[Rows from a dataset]

********

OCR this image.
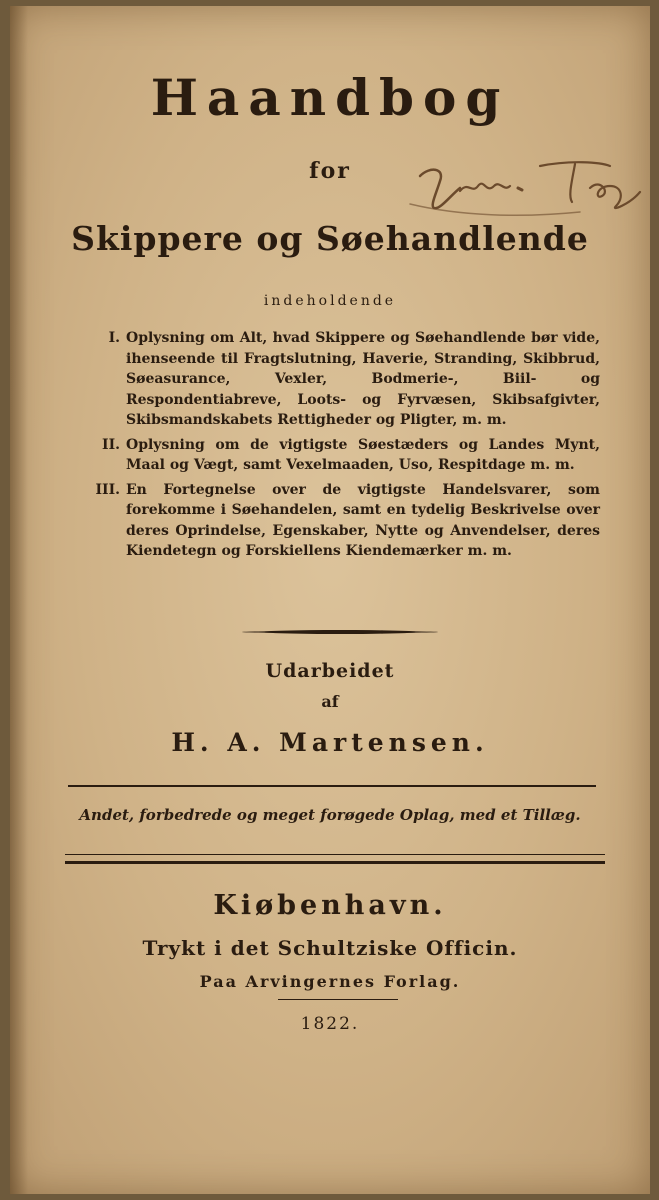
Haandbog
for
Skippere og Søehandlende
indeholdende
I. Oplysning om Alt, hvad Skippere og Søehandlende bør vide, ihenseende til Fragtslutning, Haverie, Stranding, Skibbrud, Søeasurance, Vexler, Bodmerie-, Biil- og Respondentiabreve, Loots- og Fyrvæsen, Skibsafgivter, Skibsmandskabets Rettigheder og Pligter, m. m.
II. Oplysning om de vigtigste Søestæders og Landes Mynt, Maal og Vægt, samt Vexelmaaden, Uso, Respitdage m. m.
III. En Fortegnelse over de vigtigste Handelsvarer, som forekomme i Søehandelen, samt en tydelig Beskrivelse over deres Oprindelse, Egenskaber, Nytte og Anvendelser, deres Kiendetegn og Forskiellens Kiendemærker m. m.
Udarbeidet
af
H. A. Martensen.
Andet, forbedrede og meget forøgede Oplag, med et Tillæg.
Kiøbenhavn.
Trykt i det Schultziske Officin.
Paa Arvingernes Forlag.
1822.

********

*INSTRUCTIONS FOR THE TASK*. Drop the images and repeat the data exactly.

*RESULT*.
OCR this image.
Haandbog
for
Skippere og Søehandlende
indeholdende
I. Oplysning om Alt, hvad Skippere og Søehandlende bør vide, ihenseende til Fragtslutning, Haverie, Stranding, Skibbrud, Søeasurance, Vexler, Bodmerie-, Biil- og Respondentiabreve, Loots- og Fyrvæsen, Skibsafgivter, Skibsmandskabets Rettigheder og Pligter, m. m.
II. Oplysning om de vigtigste Søestæders og Landes Mynt, Maal og Vægt, samt Vexelmaaden, Uso, Respitdage m. m.
III. En Fortegnelse over de vigtigste Handelsvarer, som forekomme i Søehandelen, samt en tydelig Beskrivelse over deres Oprindelse, Egenskaber, Nytte og Anvendelser, deres Kiendetegn og Forskiellens Kiendemærker m. m.
Udarbeidet
af
H. A. Martensen.
Andet, forbedrede og meget forøgede Oplag, med et Tillæg.
Kiøbenhavn.
Trykt i det Schultziske Officin.
Paa Arvingernes Forlag.
1822.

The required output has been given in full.